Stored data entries
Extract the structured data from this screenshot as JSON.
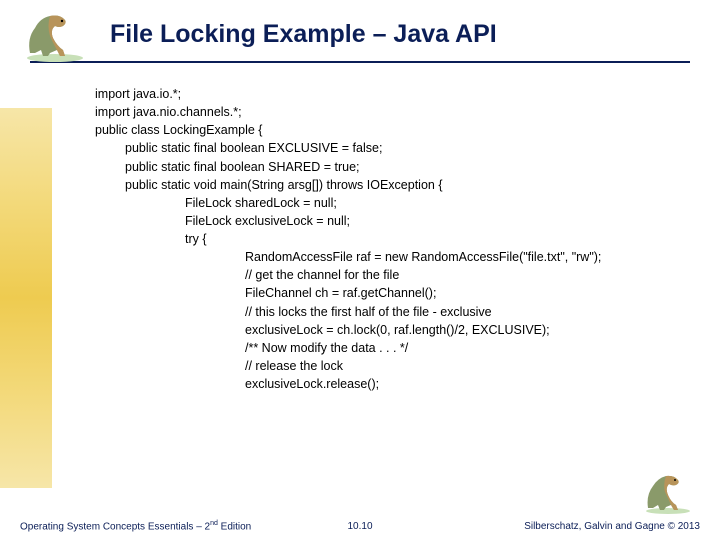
{
  "slide": {
    "title": "File Locking Example – Java API"
  },
  "code": {
    "l0": "import java.io.*;",
    "l1": "import java.nio.channels.*;",
    "l2": "public class LockingExample {",
    "l3": "public static final boolean EXCLUSIVE = false;",
    "l4": "public static final boolean SHARED = true;",
    "l5": "public static void main(String arsg[]) throws IOException {",
    "l6": "FileLock sharedLock = null;",
    "l7": "FileLock exclusiveLock = null;",
    "l8": "try {",
    "l9": "RandomAccessFile raf = new RandomAccessFile(\"file.txt\", \"rw\");",
    "l10": "// get the channel for the file",
    "l11": "FileChannel ch = raf.getChannel();",
    "l12": "// this locks the first half of the file - exclusive",
    "l13": "exclusiveLock = ch.lock(0, raf.length()/2, EXCLUSIVE);",
    "l14": "/** Now modify the data . . . */",
    "l15": "// release the lock",
    "l16": "exclusiveLock.release();"
  },
  "footer": {
    "left_a": "Operating System Concepts Essentials – 2",
    "left_sup": "nd",
    "left_b": " Edition",
    "center": "10.10",
    "right": "Silberschatz, Galvin and Gagne © 2013"
  }
}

= Prompt =
Search the data above for the string "exclusiveLock" and copy each line that has it.

= Written solution =
    "l7": "FileLock exclusiveLock = null;",
    "l13": "exclusiveLock = ch.lock(0, raf.length()/2, EXCLUSIVE);",
    "l16": "exclusiveLock.release();"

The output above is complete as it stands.